Dataset entries on figures
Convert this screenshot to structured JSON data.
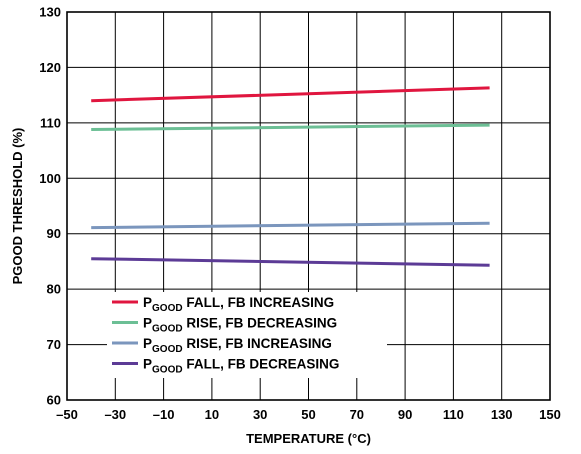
{
  "chart_data": {
    "type": "line",
    "title": "",
    "xlabel": "TEMPERATURE (°C)",
    "ylabel": "PGOOD THRESHOLD (%)",
    "xlim": [
      -50,
      150
    ],
    "ylim": [
      60,
      130
    ],
    "x_ticks": [
      -50,
      -30,
      -10,
      10,
      30,
      50,
      70,
      90,
      110,
      130,
      150
    ],
    "x_tick_labels": [
      "–50",
      "–30",
      "–10",
      "10",
      "30",
      "50",
      "70",
      "90",
      "110",
      "130",
      "150"
    ],
    "y_ticks": [
      60,
      70,
      80,
      90,
      100,
      110,
      120,
      130
    ],
    "y_tick_labels": [
      "60",
      "70",
      "80",
      "90",
      "100",
      "110",
      "120",
      "130"
    ],
    "grid": true,
    "legend_position": "bottom-left",
    "series": [
      {
        "name_main": "P",
        "name_sub": "GOOD",
        "name_rest": " FALL, FB INCREASING",
        "color": "#e0163f",
        "x": [
          -40,
          125
        ],
        "y": [
          114.0,
          116.3
        ]
      },
      {
        "name_main": "P",
        "name_sub": "GOOD",
        "name_rest": " RISE, FB DECREASING",
        "color": "#6cbf95",
        "x": [
          -40,
          125
        ],
        "y": [
          108.8,
          109.6
        ]
      },
      {
        "name_main": "P",
        "name_sub": "GOOD",
        "name_rest": " RISE, FB INCREASING",
        "color": "#7b96bd",
        "x": [
          -40,
          125
        ],
        "y": [
          91.1,
          91.9
        ]
      },
      {
        "name_main": "P",
        "name_sub": "GOOD",
        "name_rest": " FALL, FB DECREASING",
        "color": "#5c3b96",
        "x": [
          -40,
          125
        ],
        "y": [
          85.5,
          84.3
        ]
      }
    ]
  }
}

● What the task asks:
Pull out all lines containing the word "INCREASING" from the entries above.

● Correct response:
        "name_rest": " FALL, FB INCREASING",
        "name_rest": " RISE, FB INCREASING",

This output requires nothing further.